Set task - Copy out each line featuring the string "плотных" from the entries beneath.

Stored dataset items
┌──

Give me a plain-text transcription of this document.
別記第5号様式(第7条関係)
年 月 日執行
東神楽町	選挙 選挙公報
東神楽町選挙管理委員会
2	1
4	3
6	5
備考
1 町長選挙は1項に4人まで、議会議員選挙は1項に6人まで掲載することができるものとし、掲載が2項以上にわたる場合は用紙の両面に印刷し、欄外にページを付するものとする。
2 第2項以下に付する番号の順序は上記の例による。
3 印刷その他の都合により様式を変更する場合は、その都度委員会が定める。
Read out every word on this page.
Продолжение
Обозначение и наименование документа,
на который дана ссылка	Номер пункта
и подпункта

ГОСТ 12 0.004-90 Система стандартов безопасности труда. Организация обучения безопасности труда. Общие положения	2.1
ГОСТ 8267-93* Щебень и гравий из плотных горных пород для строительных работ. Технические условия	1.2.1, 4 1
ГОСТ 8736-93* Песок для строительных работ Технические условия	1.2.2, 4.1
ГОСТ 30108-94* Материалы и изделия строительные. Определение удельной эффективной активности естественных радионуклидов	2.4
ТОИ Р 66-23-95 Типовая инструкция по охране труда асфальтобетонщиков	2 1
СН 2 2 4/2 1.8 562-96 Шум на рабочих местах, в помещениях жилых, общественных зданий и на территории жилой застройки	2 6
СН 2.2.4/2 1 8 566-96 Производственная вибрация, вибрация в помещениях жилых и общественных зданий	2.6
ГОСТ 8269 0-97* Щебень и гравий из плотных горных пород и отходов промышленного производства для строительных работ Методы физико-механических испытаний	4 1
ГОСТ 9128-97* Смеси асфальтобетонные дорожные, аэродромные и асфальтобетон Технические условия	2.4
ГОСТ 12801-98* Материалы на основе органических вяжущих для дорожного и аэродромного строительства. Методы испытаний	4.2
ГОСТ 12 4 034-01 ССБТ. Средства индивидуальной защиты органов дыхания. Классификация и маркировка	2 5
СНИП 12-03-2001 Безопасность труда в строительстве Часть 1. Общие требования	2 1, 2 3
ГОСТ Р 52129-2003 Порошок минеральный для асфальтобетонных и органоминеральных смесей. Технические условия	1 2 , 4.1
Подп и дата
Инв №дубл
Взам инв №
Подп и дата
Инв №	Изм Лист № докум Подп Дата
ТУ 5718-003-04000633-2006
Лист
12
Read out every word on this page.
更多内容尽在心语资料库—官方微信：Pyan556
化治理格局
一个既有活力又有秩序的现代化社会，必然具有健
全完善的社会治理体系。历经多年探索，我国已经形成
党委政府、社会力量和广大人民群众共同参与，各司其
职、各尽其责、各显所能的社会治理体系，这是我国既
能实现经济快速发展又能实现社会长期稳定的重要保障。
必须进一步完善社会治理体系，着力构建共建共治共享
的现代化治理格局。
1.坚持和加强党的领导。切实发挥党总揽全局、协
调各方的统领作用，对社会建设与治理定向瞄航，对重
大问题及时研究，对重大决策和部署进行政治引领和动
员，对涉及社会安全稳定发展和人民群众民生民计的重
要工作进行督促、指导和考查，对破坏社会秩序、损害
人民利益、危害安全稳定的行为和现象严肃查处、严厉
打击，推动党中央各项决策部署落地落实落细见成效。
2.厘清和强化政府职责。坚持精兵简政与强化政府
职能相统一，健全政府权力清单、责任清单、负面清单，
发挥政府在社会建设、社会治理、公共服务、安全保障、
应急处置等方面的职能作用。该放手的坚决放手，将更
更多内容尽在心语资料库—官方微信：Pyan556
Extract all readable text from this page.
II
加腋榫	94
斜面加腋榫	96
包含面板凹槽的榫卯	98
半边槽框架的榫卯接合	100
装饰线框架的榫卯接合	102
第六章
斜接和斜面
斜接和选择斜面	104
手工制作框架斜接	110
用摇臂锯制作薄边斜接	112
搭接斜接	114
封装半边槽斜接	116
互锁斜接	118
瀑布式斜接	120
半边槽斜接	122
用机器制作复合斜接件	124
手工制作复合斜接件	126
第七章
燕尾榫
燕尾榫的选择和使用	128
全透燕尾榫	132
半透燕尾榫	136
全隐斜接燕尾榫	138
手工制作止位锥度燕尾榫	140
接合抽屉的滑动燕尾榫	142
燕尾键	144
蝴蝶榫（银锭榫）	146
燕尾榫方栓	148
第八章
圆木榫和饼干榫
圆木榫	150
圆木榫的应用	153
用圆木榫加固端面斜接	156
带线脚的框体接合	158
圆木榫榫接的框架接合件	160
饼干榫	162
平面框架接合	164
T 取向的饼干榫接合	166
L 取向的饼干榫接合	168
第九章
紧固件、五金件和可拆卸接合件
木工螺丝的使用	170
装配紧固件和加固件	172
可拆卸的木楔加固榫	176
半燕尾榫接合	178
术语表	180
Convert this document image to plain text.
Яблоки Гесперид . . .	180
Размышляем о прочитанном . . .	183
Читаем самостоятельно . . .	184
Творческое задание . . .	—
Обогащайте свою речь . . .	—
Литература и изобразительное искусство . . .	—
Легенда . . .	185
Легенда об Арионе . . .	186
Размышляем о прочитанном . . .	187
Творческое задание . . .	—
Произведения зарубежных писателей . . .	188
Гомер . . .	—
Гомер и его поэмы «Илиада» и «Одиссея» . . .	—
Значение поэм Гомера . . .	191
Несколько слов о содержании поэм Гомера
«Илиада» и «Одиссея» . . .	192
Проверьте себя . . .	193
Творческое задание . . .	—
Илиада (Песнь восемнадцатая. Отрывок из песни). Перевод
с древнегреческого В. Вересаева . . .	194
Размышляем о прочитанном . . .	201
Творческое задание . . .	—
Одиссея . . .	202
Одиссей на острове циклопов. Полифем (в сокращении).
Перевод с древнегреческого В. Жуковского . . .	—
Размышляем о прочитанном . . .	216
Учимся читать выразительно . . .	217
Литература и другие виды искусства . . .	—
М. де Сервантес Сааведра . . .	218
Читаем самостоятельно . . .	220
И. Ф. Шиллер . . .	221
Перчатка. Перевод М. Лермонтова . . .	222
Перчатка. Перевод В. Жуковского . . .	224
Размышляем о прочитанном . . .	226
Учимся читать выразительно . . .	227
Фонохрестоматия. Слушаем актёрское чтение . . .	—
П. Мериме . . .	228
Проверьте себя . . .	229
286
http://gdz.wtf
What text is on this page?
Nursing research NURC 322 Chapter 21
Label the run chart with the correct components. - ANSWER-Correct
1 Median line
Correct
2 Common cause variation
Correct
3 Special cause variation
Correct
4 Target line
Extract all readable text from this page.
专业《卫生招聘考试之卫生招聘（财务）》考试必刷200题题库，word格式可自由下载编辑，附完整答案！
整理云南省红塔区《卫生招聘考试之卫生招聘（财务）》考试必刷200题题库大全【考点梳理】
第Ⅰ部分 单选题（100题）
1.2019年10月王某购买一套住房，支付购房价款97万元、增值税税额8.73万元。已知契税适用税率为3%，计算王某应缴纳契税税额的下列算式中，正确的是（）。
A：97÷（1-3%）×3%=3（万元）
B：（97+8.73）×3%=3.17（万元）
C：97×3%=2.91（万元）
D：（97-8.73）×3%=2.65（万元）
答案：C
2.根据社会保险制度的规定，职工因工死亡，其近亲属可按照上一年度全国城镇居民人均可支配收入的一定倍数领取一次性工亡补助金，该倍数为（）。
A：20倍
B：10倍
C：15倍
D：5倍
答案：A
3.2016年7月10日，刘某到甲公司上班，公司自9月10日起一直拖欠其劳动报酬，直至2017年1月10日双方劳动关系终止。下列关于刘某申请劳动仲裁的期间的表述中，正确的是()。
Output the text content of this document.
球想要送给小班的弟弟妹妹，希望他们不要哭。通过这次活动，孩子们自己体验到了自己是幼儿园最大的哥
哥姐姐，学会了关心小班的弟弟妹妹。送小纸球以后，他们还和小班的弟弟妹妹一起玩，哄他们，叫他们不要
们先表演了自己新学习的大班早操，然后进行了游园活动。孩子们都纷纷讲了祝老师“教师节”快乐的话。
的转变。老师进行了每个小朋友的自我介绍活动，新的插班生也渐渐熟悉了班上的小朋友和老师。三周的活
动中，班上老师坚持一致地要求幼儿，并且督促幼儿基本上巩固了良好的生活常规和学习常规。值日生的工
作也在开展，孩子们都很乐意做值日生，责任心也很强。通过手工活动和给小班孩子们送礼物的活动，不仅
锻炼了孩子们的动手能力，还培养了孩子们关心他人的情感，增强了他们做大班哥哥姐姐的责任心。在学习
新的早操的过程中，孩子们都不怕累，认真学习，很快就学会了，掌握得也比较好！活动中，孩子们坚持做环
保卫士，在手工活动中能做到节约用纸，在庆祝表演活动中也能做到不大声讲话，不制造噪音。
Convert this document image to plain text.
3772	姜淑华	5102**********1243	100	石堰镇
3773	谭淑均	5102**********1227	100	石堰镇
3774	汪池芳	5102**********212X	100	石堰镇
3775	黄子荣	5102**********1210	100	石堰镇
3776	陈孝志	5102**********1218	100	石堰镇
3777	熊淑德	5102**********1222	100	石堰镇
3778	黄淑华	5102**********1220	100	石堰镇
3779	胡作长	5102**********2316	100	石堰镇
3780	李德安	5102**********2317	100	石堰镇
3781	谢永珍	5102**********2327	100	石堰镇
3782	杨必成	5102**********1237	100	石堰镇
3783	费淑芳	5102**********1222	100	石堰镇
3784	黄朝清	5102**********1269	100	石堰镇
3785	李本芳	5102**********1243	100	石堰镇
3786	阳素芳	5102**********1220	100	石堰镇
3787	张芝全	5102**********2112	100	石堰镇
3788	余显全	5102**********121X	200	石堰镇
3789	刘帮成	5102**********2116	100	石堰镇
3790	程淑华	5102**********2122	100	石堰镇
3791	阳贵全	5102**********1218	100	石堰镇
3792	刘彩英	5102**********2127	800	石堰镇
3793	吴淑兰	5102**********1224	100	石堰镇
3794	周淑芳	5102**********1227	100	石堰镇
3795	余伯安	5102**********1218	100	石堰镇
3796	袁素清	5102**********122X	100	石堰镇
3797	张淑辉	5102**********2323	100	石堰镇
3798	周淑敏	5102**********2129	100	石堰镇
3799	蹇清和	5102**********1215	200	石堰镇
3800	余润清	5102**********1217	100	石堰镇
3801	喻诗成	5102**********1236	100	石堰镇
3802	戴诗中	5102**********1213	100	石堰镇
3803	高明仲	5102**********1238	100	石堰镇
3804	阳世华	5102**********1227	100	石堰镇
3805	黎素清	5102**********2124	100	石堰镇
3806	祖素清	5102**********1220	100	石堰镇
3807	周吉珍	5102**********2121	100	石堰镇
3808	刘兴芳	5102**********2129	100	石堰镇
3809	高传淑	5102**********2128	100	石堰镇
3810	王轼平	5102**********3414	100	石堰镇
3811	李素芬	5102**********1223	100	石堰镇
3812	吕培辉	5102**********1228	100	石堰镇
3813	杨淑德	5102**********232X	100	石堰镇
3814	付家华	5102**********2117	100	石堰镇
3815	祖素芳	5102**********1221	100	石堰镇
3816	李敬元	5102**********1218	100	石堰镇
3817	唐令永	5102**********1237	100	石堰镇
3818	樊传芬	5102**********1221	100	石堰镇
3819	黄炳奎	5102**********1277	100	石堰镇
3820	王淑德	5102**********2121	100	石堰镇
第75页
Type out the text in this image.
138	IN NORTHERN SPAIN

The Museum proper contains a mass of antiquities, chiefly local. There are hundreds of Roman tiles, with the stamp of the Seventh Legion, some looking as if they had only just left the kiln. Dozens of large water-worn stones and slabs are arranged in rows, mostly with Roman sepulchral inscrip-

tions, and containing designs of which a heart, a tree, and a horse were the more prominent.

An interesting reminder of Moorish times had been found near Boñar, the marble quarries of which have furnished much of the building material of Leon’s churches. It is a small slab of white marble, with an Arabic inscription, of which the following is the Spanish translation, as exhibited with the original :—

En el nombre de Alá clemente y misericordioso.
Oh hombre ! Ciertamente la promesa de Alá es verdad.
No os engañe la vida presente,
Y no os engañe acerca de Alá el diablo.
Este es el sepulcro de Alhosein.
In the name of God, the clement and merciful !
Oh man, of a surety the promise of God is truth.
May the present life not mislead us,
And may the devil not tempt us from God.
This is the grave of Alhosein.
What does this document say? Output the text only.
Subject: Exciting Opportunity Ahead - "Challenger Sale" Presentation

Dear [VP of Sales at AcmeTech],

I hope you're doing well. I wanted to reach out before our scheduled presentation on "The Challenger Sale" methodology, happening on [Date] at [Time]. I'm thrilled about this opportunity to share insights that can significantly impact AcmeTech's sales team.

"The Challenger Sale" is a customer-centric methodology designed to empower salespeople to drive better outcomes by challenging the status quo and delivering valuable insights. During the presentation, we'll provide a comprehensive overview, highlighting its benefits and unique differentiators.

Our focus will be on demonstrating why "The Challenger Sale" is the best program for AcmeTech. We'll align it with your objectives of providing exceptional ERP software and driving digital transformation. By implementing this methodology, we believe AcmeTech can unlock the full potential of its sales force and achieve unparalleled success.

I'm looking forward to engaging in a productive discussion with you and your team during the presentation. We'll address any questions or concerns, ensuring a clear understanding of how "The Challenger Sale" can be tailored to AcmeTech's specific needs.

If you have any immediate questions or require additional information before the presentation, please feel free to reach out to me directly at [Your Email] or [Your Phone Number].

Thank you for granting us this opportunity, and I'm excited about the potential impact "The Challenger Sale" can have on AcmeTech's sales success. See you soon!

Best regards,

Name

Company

└──

Problem solution -
ГОСТ 8267-93* Щебень и гравий из плотных горных пород для строительных работ. Технические условия	1.2.1, 4 1
ГОСТ 8269 0-97* Щебень и гравий из плотных горных пород и отходов промышленного производства для строительных работ Методы физико-механических испытаний	4 1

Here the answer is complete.